BRANO SCELTO
'''

Questo articolo è stato pubblicato sulla newsletter di PuntoCritico.info in data 23 Novembre 2024
Ai piedi del monumento che nega le responsabilità del nazionalismo magiaro nell’Olocausto, una parte degli ebrei ungheresi continua a contestare Orbàn, un’altra si adatta. Un groviglio di pulsioni reazionarie, antisemite, anticomuniste continua a incombere sull’Ungheria.
Un sorriso scolorito, due occhi che guardano il fotografo a volte annoiati, a volte imbarazzati. Su quei volti che non esistono più, una spruzzata di pioggia che ha rovesciato un acquazzone sulla capitale ungherese in pieno agosto. Dietro le loro storie, un angelo aggredito da un’aquila si staglia immobile nel cielo pulito della sera. Sono solo oggetti, immagini, ma si percepisce lo stridore di due narrazioni, la prima del ricordo, la seconda della propaganda. Tra le foto di cari e amici perduti, biglietti e cartelli che spiegano le ragioni di quell’assembramento di ricordi. Perché in Piazza della Libertà di Budapest da almeno 10 anni è in atto una silenziosa resistenza di chi si oppone a una retorica edulcorata e superficiale della memoria dell’Olocausto.

'''

DATI
'''

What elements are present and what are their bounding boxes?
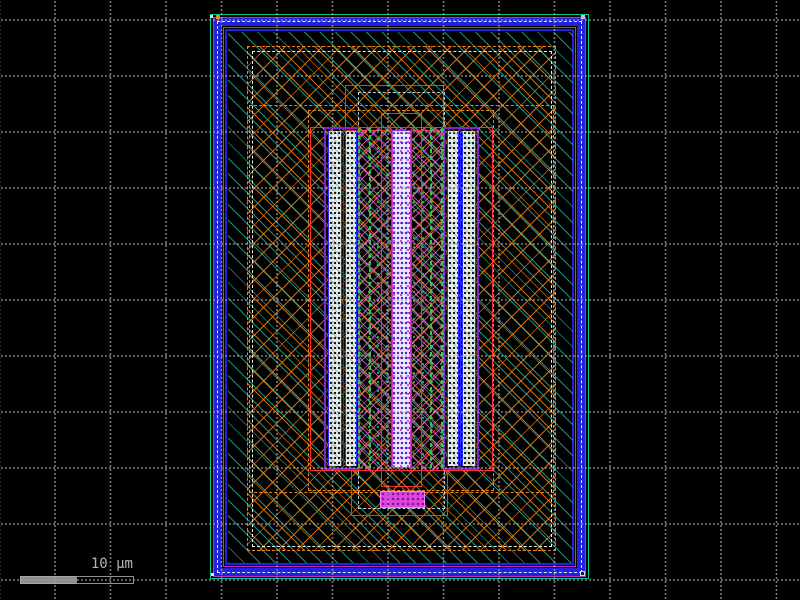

'''

ISTRUZIONI E REQUISITI
Riproduci per intero il brano sul monumento di Piazza della Libertà a Budapest, senza cambiare nulla. I dati sono materiale a sé, separato dal brano.

LA RISPOSTA
Questo articolo è stato pubblicato sulla newsletter di PuntoCritico.info in data 23 Novembre 2024
Ai piedi del monumento che nega le responsabilità del nazionalismo magiaro nell’Olocausto, una parte degli ebrei ungheresi continua a contestare Orbàn, un’altra si adatta. Un groviglio di pulsioni reazionarie, antisemite, anticomuniste continua a incombere sull’Ungheria.
Un sorriso scolorito, due occhi che guardano il fotografo a volte annoiati, a volte imbarazzati. Su quei volti che non esistono più, una spruzzata di pioggia che ha rovesciato un acquazzone sulla capitale ungherese in pieno agosto. Dietro le loro storie, un angelo aggredito da un’aquila si staglia immobile nel cielo pulito della sera. Sono solo oggetti, immagini, ma si percepisce lo stridore di due narrazioni, la prima del ricordo, la seconda della propaganda. Tra le foto di cari e amici perduti, biglietti e cartelli che spiegano le ragioni di quell’assembramento di ricordi. Perché in Piazza della Libertà di Budapest da almeno 10 anni è in atto una silenziosa resistenza di chi si oppone a una retorica edulcorata e superficiale della memoria dell’Olocausto.